[Dataset rows]
---
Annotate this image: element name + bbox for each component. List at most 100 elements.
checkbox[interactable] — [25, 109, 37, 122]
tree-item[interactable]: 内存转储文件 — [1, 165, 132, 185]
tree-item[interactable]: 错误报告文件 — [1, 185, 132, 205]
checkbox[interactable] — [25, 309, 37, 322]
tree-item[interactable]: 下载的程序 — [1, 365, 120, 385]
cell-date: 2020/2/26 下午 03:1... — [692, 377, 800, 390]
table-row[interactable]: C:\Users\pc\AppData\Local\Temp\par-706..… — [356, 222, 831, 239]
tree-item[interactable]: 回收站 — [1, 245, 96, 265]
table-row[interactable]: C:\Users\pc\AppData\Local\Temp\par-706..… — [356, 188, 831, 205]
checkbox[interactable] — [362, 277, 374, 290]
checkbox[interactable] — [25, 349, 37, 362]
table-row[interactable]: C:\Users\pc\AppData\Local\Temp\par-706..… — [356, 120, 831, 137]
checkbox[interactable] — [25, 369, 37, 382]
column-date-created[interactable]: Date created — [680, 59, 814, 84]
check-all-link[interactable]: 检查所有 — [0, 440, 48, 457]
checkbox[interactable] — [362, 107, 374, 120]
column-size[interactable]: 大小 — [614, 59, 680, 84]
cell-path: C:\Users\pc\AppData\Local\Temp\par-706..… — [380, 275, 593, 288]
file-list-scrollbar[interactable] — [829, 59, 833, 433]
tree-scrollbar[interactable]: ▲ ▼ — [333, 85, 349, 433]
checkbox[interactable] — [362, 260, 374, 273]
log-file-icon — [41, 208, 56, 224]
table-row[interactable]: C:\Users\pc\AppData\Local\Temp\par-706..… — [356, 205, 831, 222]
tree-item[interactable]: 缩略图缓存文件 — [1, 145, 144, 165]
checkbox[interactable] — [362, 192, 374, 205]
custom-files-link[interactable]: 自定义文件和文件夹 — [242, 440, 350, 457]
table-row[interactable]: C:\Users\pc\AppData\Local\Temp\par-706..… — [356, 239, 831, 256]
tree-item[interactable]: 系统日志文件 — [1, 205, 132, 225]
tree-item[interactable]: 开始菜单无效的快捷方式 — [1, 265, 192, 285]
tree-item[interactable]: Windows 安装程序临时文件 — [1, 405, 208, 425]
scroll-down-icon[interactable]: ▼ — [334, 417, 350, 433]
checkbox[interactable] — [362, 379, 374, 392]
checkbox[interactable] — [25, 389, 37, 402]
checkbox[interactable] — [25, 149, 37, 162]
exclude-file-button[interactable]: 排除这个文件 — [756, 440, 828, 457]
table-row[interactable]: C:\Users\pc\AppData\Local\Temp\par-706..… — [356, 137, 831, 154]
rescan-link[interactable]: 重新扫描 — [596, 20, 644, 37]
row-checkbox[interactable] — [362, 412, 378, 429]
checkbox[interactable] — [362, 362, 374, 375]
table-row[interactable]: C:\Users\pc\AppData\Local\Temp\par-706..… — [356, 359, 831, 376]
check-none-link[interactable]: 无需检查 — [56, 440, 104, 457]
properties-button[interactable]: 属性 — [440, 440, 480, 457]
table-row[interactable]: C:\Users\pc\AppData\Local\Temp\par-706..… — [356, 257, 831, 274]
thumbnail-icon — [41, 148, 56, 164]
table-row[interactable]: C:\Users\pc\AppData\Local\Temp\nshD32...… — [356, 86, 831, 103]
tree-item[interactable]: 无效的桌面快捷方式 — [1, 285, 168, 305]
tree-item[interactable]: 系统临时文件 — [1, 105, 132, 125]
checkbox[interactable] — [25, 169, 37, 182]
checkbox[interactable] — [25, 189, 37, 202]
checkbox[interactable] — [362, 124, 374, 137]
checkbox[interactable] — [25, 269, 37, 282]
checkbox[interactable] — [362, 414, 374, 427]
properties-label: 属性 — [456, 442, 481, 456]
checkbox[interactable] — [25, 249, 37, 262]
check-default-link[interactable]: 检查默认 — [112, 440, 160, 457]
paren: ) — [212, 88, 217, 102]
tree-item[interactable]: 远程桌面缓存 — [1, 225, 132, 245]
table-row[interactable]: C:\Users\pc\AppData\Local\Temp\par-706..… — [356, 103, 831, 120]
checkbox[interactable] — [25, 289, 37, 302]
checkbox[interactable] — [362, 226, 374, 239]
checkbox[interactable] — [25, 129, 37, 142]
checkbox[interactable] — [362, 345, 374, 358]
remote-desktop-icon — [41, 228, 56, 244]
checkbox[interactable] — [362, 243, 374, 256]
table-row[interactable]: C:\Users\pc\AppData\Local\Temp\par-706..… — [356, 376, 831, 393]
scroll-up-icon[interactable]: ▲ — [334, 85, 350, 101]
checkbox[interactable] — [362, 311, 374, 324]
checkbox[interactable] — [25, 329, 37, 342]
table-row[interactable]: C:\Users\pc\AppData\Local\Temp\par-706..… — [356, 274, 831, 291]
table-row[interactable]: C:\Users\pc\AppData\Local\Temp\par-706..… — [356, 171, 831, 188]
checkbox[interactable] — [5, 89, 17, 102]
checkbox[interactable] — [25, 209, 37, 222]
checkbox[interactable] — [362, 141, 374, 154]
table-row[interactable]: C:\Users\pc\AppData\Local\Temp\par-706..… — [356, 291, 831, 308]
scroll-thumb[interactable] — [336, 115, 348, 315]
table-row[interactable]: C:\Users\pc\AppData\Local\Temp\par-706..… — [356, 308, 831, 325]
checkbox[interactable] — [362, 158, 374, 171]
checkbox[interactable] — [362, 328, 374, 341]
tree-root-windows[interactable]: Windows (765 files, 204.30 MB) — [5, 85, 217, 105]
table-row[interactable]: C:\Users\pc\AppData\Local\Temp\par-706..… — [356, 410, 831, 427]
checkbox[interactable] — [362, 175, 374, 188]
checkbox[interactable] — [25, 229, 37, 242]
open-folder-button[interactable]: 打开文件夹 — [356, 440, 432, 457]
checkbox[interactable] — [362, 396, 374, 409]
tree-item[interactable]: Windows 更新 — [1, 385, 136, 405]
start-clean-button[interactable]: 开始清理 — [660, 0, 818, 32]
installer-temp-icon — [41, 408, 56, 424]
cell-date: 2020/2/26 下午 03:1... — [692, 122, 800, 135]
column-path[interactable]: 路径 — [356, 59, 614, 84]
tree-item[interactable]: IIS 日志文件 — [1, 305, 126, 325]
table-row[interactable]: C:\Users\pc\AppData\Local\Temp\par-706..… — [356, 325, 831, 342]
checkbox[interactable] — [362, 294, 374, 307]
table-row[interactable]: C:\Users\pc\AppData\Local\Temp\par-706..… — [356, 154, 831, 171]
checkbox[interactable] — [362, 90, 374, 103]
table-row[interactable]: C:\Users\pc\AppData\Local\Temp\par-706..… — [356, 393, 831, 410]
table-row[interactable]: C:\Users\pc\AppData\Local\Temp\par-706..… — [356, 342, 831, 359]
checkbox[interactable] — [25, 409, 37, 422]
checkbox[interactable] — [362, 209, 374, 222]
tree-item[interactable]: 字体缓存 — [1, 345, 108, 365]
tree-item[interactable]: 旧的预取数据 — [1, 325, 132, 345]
---
▶ [Problem description]: Reproduce all of the material above, line for line, with no changes of any kind.

▶ [Task response]:
Annotate this image: element name + bbox for each component. List at most 100 elements.
checkbox[interactable] — [25, 109, 37, 122]
tree-item[interactable]: 内存转储文件 — [1, 165, 132, 185]
tree-item[interactable]: 错误报告文件 — [1, 185, 132, 205]
checkbox[interactable] — [25, 309, 37, 322]
tree-item[interactable]: 下载的程序 — [1, 365, 120, 385]
cell-date: 2020/2/26 下午 03:1... — [692, 377, 800, 390]
table-row[interactable]: C:\Users\pc\AppData\Local\Temp\par-706..… — [356, 222, 831, 239]
tree-item[interactable]: 回收站 — [1, 245, 96, 265]
table-row[interactable]: C:\Users\pc\AppData\Local\Temp\par-706..… — [356, 188, 831, 205]
checkbox[interactable] — [362, 277, 374, 290]
checkbox[interactable] — [25, 349, 37, 362]
table-row[interactable]: C:\Users\pc\AppData\Local\Temp\par-706..… — [356, 120, 831, 137]
checkbox[interactable] — [25, 369, 37, 382]
column-date-created[interactable]: Date created — [680, 59, 814, 84]
check-all-link[interactable]: 检查所有 — [0, 440, 48, 457]
checkbox[interactable] — [362, 107, 374, 120]
column-size[interactable]: 大小 — [614, 59, 680, 84]
cell-path: C:\Users\pc\AppData\Local\Temp\par-706..… — [380, 275, 593, 288]
file-list-scrollbar[interactable] — [829, 59, 833, 433]
tree-scrollbar[interactable]: ▲ ▼ — [333, 85, 349, 433]
checkbox[interactable] — [362, 260, 374, 273]
log-file-icon — [41, 208, 56, 224]
table-row[interactable]: C:\Users\pc\AppData\Local\Temp\par-706..… — [356, 205, 831, 222]
tree-item[interactable]: 缩略图缓存文件 — [1, 145, 144, 165]
checkbox[interactable] — [362, 192, 374, 205]
custom-files-link[interactable]: 自定义文件和文件夹 — [242, 440, 350, 457]
table-row[interactable]: C:\Users\pc\AppData\Local\Temp\par-706..… — [356, 239, 831, 256]
tree-item[interactable]: 系统日志文件 — [1, 205, 132, 225]
tree-item[interactable]: 开始菜单无效的快捷方式 — [1, 265, 192, 285]
tree-item[interactable]: Windows 安装程序临时文件 — [1, 405, 208, 425]
scroll-down-icon[interactable]: ▼ — [334, 417, 350, 433]
checkbox[interactable] — [362, 379, 374, 392]
checkbox[interactable] — [25, 389, 37, 402]
checkbox[interactable] — [25, 149, 37, 162]
exclude-file-button[interactable]: 排除这个文件 — [756, 440, 828, 457]
table-row[interactable]: C:\Users\pc\AppData\Local\Temp\par-706..… — [356, 137, 831, 154]
rescan-link[interactable]: 重新扫描 — [596, 20, 644, 37]
row-checkbox[interactable] — [362, 412, 378, 429]
checkbox[interactable] — [362, 362, 374, 375]
table-row[interactable]: C:\Users\pc\AppData\Local\Temp\par-706..… — [356, 359, 831, 376]
check-none-link[interactable]: 无需检查 — [56, 440, 104, 457]
properties-button[interactable]: 属性 — [440, 440, 480, 457]
table-row[interactable]: C:\Users\pc\AppData\Local\Temp\par-706..… — [356, 257, 831, 274]
thumbnail-icon — [41, 148, 56, 164]
table-row[interactable]: C:\Users\pc\AppData\Local\Temp\nshD32...… — [356, 86, 831, 103]
tree-item[interactable]: 无效的桌面快捷方式 — [1, 285, 168, 305]
tree-item[interactable]: 系统临时文件 — [1, 105, 132, 125]
checkbox[interactable] — [25, 169, 37, 182]
checkbox[interactable] — [25, 189, 37, 202]
checkbox[interactable] — [362, 124, 374, 137]
checkbox[interactable] — [25, 269, 37, 282]
checkbox[interactable] — [362, 414, 374, 427]
properties-label: 属性 — [456, 442, 481, 456]
checkbox[interactable] — [25, 249, 37, 262]
check-default-link[interactable]: 检查默认 — [112, 440, 160, 457]
paren: ) — [212, 88, 217, 102]
tree-item[interactable]: 远程桌面缓存 — [1, 225, 132, 245]
table-row[interactable]: C:\Users\pc\AppData\Local\Temp\par-706..… — [356, 103, 831, 120]
checkbox[interactable] — [25, 289, 37, 302]
checkbox[interactable] — [362, 226, 374, 239]
checkbox[interactable] — [25, 129, 37, 142]
checkbox[interactable] — [362, 345, 374, 358]
remote-desktop-icon — [41, 228, 56, 244]
checkbox[interactable] — [362, 243, 374, 256]
table-row[interactable]: C:\Users\pc\AppData\Local\Temp\par-706..… — [356, 376, 831, 393]
scroll-up-icon[interactable]: ▲ — [334, 85, 350, 101]
checkbox[interactable] — [362, 311, 374, 324]
checkbox[interactable] — [25, 329, 37, 342]
table-row[interactable]: C:\Users\pc\AppData\Local\Temp\par-706..… — [356, 274, 831, 291]
table-row[interactable]: C:\Users\pc\AppData\Local\Temp\par-706..… — [356, 171, 831, 188]
checkbox[interactable] — [5, 89, 17, 102]
checkbox[interactable] — [25, 209, 37, 222]
checkbox[interactable] — [362, 141, 374, 154]
table-row[interactable]: C:\Users\pc\AppData\Local\Temp\par-706..… — [356, 291, 831, 308]
scroll-thumb[interactable] — [336, 115, 348, 315]
table-row[interactable]: C:\Users\pc\AppData\Local\Temp\par-706..… — [356, 308, 831, 325]
checkbox[interactable] — [362, 158, 374, 171]
checkbox[interactable] — [362, 328, 374, 341]
tree-root-windows[interactable]: Windows (765 files, 204.30 MB) — [5, 85, 217, 105]
table-row[interactable]: C:\Users\pc\AppData\Local\Temp\par-706..… — [356, 410, 831, 427]
checkbox[interactable] — [362, 175, 374, 188]
checkbox[interactable] — [25, 229, 37, 242]
open-folder-button[interactable]: 打开文件夹 — [356, 440, 432, 457]
checkbox[interactable] — [362, 396, 374, 409]
tree-item[interactable]: Windows 更新 — [1, 385, 136, 405]
start-clean-button[interactable]: 开始清理 — [660, 0, 818, 32]
installer-temp-icon — [41, 408, 56, 424]
cell-date: 2020/2/26 下午 03:1... — [692, 122, 800, 135]
column-path[interactable]: 路径 — [356, 59, 614, 84]
tree-item[interactable]: IIS 日志文件 — [1, 305, 126, 325]
table-row[interactable]: C:\Users\pc\AppData\Local\Temp\par-706..… — [356, 325, 831, 342]
checkbox[interactable] — [362, 294, 374, 307]
table-row[interactable]: C:\Users\pc\AppData\Local\Temp\par-706..… — [356, 154, 831, 171]
checkbox[interactable] — [362, 90, 374, 103]
table-row[interactable]: C:\Users\pc\AppData\Local\Temp\par-706..… — [356, 393, 831, 410]
table-row[interactable]: C:\Users\pc\AppData\Local\Temp\par-706..… — [356, 342, 831, 359]
checkbox[interactable] — [25, 409, 37, 422]
checkbox[interactable] — [362, 209, 374, 222]
tree-item[interactable]: 字体缓存 — [1, 345, 108, 365]
tree-item[interactable]: 旧的预取数据 — [1, 325, 132, 345]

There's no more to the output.